> Data provided:
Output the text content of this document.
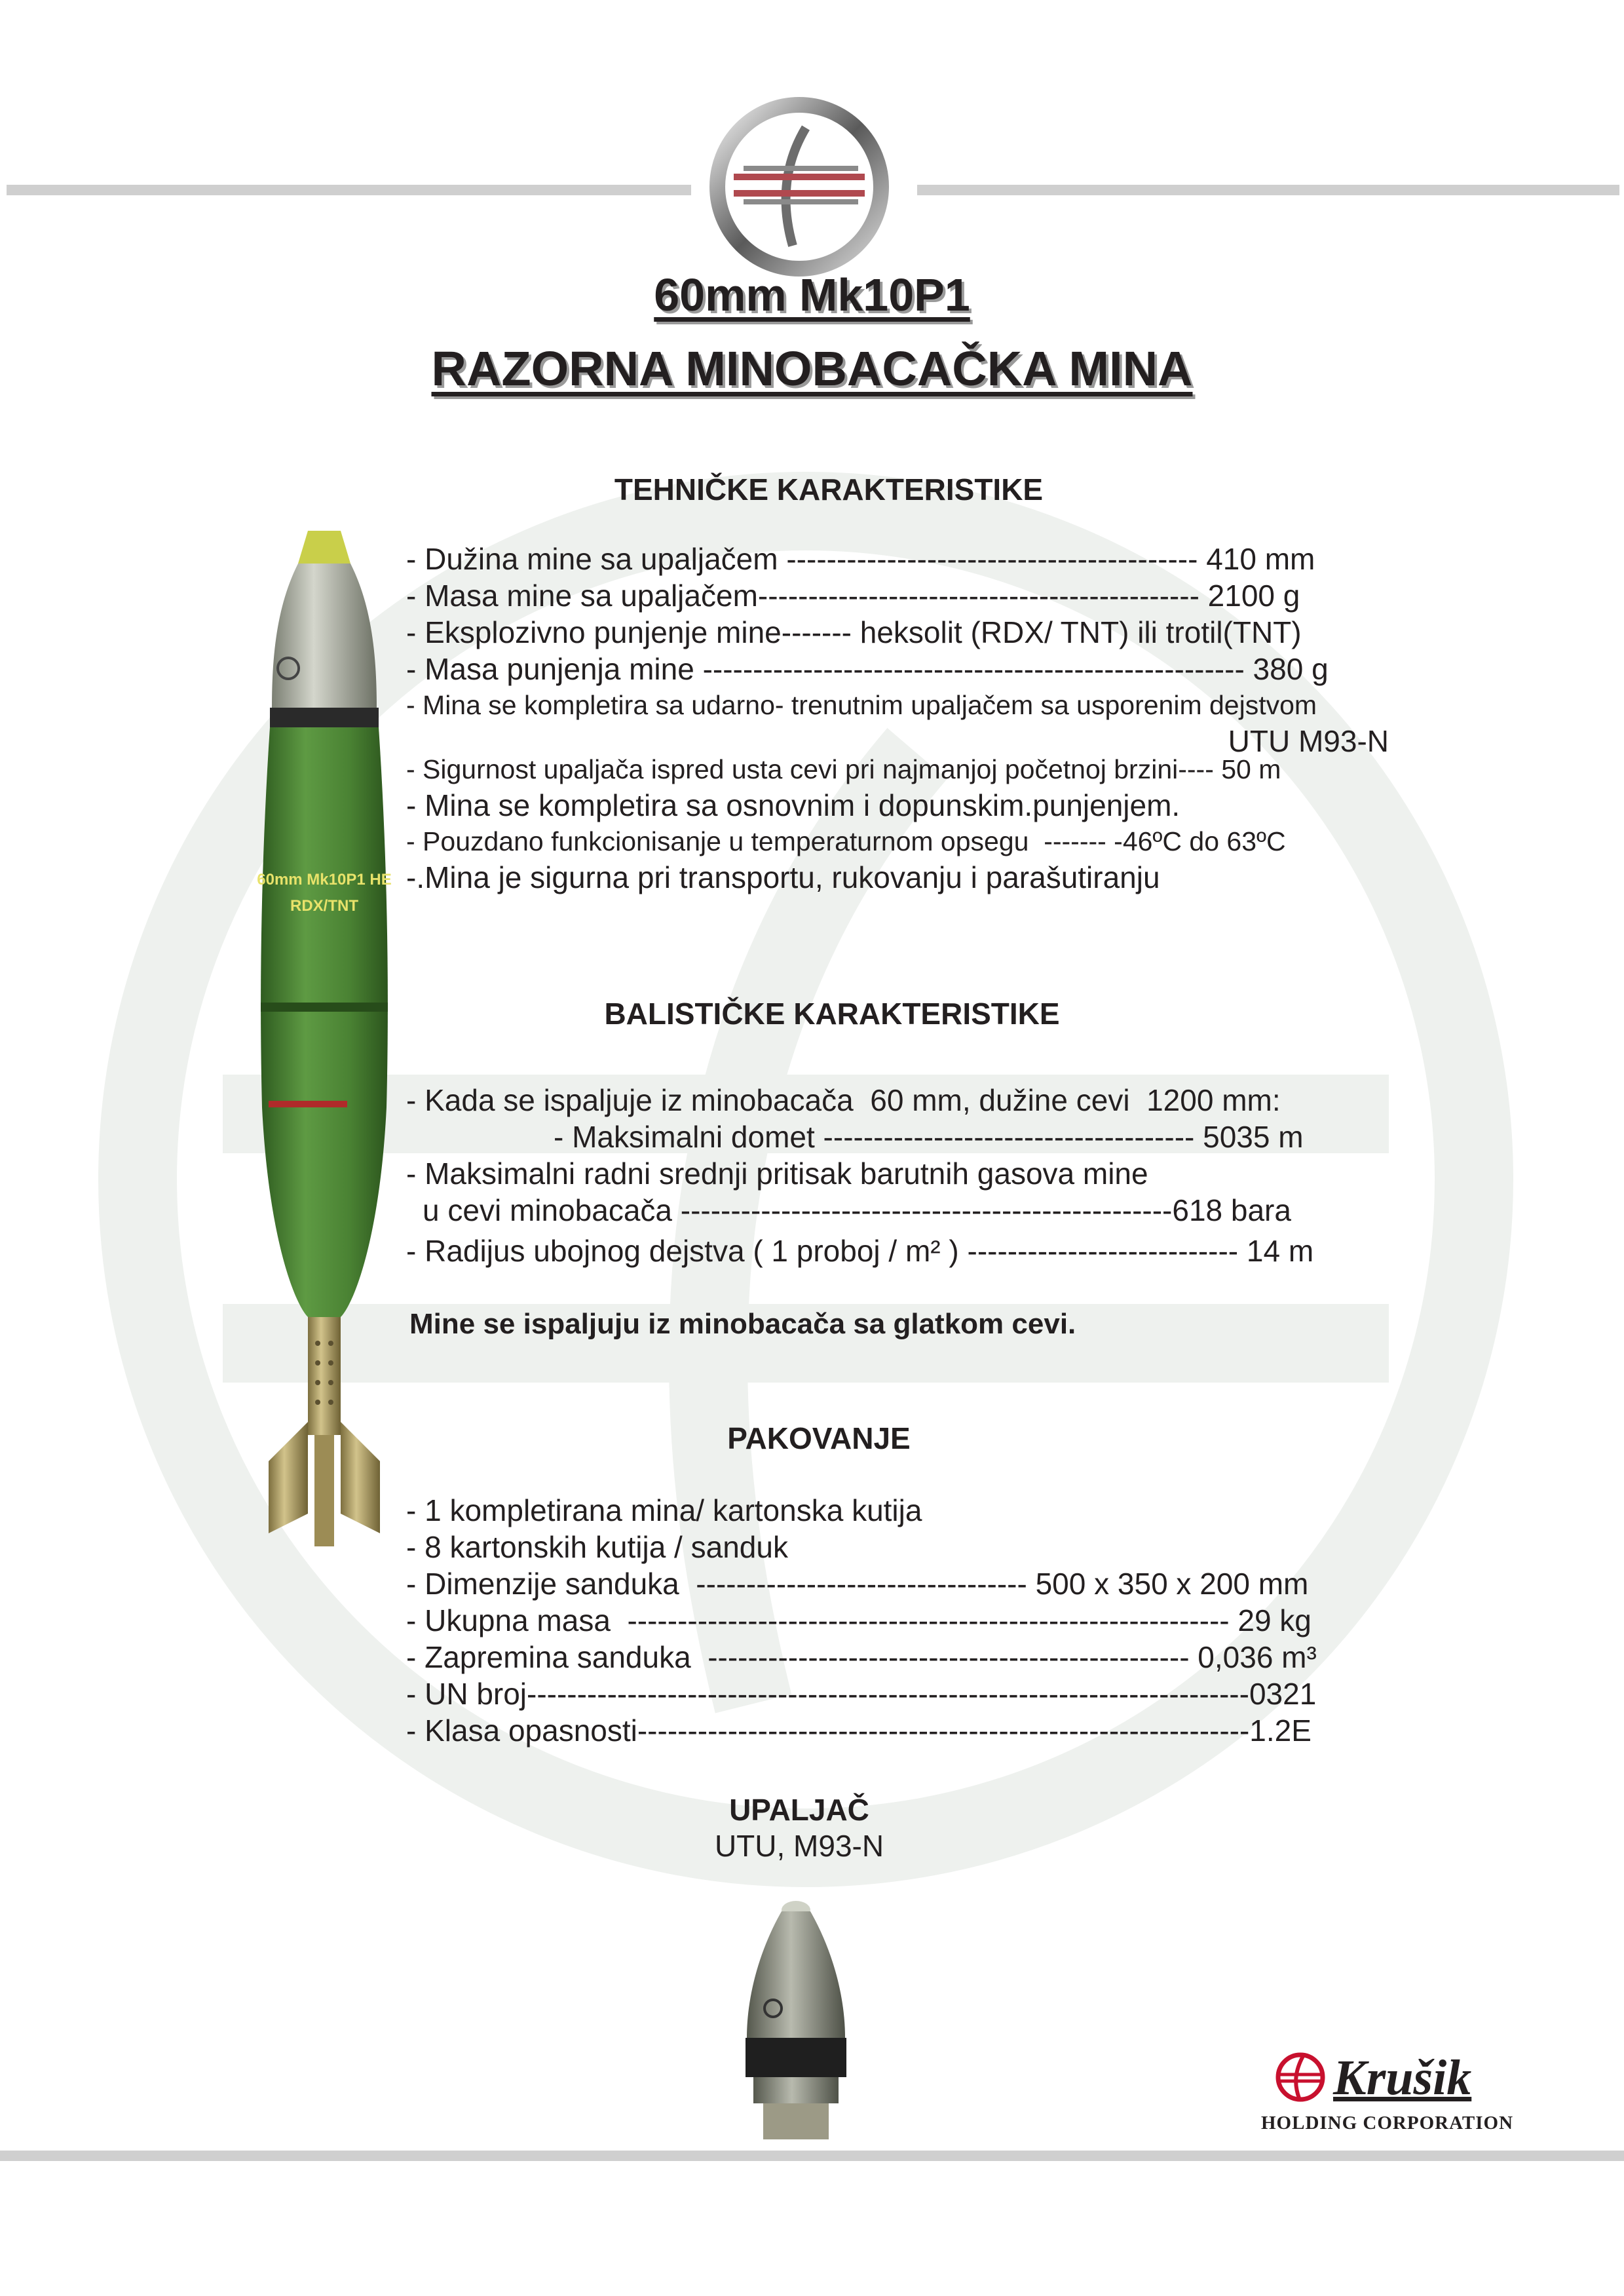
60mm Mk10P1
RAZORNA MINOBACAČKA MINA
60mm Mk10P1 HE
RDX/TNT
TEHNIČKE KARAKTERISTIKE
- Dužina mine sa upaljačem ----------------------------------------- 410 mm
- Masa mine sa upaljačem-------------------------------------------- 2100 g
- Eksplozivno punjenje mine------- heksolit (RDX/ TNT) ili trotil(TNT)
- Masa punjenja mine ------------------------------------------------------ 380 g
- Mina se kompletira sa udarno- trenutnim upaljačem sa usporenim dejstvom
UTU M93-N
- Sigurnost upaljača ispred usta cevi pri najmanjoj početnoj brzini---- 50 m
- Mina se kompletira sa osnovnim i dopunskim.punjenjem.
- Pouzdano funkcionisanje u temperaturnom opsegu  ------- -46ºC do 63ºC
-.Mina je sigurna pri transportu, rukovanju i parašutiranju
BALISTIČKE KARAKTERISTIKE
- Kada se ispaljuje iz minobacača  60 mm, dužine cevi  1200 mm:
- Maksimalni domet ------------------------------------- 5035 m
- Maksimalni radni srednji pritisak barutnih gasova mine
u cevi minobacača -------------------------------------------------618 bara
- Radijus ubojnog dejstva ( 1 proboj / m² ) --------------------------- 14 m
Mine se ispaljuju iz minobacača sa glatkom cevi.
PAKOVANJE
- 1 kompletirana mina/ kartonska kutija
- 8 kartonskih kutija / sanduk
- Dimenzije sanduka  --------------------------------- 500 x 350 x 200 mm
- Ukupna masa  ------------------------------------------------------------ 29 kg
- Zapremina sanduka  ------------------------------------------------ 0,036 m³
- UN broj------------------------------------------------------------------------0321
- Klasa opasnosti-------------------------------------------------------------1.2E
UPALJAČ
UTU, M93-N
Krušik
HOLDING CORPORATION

> Set exercise: Your task is to pick out every line with the string "kutija" and copy it.

> Full output:
- 1 kompletirana mina/ kartonska kutija
- 8 kartonskih kutija / sanduk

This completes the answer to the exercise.